• **Objective**
Copy each line that has the string "JSON" somewhere in it.

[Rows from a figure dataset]
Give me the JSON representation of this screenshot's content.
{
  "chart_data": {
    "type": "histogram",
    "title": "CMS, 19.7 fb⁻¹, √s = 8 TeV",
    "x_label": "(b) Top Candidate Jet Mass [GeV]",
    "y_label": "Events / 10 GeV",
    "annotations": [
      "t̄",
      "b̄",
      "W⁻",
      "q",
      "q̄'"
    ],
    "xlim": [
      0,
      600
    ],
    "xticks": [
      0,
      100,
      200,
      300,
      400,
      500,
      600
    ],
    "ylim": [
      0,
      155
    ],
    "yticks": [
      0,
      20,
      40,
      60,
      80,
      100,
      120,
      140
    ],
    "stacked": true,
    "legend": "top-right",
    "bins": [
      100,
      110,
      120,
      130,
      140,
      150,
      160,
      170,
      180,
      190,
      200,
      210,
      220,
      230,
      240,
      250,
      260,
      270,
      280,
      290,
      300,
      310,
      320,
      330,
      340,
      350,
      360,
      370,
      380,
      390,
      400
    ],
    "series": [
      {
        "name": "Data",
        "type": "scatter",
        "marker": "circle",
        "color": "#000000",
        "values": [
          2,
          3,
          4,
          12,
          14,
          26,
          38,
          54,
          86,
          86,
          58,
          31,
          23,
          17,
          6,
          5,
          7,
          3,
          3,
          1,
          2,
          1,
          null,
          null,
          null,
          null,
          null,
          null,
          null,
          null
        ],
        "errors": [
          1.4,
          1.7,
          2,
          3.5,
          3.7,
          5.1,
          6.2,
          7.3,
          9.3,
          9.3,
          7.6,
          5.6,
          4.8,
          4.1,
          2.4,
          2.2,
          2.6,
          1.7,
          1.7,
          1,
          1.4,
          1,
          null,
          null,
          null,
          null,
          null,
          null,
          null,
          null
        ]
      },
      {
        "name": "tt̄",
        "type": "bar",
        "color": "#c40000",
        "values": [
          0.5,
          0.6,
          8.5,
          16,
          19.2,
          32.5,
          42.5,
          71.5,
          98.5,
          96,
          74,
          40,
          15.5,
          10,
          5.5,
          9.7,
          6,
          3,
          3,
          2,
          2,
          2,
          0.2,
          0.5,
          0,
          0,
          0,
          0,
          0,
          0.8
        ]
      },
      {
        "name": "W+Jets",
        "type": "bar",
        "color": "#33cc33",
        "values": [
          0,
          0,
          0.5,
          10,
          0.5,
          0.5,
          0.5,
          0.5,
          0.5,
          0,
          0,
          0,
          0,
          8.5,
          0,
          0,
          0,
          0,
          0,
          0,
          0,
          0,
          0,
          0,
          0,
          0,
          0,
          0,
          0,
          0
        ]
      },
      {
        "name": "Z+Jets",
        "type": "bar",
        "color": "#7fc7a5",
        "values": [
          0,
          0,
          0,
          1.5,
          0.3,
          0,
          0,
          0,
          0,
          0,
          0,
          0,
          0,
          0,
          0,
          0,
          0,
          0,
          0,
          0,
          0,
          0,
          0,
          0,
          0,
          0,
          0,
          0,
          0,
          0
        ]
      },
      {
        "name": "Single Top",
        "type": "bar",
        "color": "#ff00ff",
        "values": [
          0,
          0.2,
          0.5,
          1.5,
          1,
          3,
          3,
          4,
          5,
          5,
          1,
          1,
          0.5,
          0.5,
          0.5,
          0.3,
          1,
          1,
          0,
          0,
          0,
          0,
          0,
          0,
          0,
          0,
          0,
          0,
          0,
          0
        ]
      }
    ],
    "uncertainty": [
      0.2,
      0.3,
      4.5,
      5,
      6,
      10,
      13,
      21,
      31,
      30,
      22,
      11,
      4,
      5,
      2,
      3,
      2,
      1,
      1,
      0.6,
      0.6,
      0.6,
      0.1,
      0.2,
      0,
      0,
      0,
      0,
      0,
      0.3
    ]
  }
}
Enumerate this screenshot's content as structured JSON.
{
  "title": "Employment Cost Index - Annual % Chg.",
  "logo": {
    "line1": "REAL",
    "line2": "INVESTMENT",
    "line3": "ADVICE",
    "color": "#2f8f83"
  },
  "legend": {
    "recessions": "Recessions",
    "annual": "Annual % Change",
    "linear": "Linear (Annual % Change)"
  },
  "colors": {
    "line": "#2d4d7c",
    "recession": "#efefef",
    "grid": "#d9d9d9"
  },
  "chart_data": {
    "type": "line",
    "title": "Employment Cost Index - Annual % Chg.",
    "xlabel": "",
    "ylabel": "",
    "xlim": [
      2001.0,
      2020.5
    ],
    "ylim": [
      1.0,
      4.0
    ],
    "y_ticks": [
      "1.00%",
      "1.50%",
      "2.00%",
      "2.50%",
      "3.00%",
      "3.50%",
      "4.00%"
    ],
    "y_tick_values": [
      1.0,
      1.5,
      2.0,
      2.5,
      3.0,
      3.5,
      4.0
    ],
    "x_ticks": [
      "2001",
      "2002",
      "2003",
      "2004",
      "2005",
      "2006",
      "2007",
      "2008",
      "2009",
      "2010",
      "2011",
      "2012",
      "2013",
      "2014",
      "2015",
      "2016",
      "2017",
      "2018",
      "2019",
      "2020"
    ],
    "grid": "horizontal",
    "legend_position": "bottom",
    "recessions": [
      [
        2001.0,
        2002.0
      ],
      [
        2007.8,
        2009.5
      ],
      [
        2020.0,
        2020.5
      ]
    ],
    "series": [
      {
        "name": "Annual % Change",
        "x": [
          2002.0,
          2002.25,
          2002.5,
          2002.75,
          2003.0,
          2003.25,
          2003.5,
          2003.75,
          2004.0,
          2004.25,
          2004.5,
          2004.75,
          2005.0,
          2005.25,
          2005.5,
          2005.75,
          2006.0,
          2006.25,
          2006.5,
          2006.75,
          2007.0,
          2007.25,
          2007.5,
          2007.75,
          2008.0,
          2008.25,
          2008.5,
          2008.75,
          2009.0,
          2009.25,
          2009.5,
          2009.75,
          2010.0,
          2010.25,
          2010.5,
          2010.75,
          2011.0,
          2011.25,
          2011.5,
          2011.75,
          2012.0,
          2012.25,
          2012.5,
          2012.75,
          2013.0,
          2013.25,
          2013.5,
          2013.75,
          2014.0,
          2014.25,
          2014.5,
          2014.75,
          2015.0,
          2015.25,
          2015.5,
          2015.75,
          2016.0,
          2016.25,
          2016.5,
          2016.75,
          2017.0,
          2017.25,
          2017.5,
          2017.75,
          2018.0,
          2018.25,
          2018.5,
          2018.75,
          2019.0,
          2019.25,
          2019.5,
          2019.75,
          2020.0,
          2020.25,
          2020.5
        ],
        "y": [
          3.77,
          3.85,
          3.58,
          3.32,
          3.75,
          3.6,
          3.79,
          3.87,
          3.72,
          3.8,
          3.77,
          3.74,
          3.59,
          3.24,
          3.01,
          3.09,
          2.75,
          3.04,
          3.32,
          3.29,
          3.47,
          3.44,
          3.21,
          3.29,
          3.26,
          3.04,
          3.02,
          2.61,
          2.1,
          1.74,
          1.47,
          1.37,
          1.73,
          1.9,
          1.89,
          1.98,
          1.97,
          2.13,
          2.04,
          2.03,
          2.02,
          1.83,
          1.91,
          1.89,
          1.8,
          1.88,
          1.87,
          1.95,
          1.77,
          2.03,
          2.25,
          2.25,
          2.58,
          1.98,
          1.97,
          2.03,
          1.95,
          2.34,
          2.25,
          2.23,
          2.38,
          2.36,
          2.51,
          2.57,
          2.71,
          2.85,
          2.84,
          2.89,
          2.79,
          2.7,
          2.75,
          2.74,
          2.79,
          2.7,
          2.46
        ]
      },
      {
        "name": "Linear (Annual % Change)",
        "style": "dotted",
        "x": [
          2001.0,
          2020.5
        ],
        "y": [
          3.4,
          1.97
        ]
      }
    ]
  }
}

• **The result**
Give me the JSON representation of this screenshot's content.
Enumerate this screenshot's content as structured JSON.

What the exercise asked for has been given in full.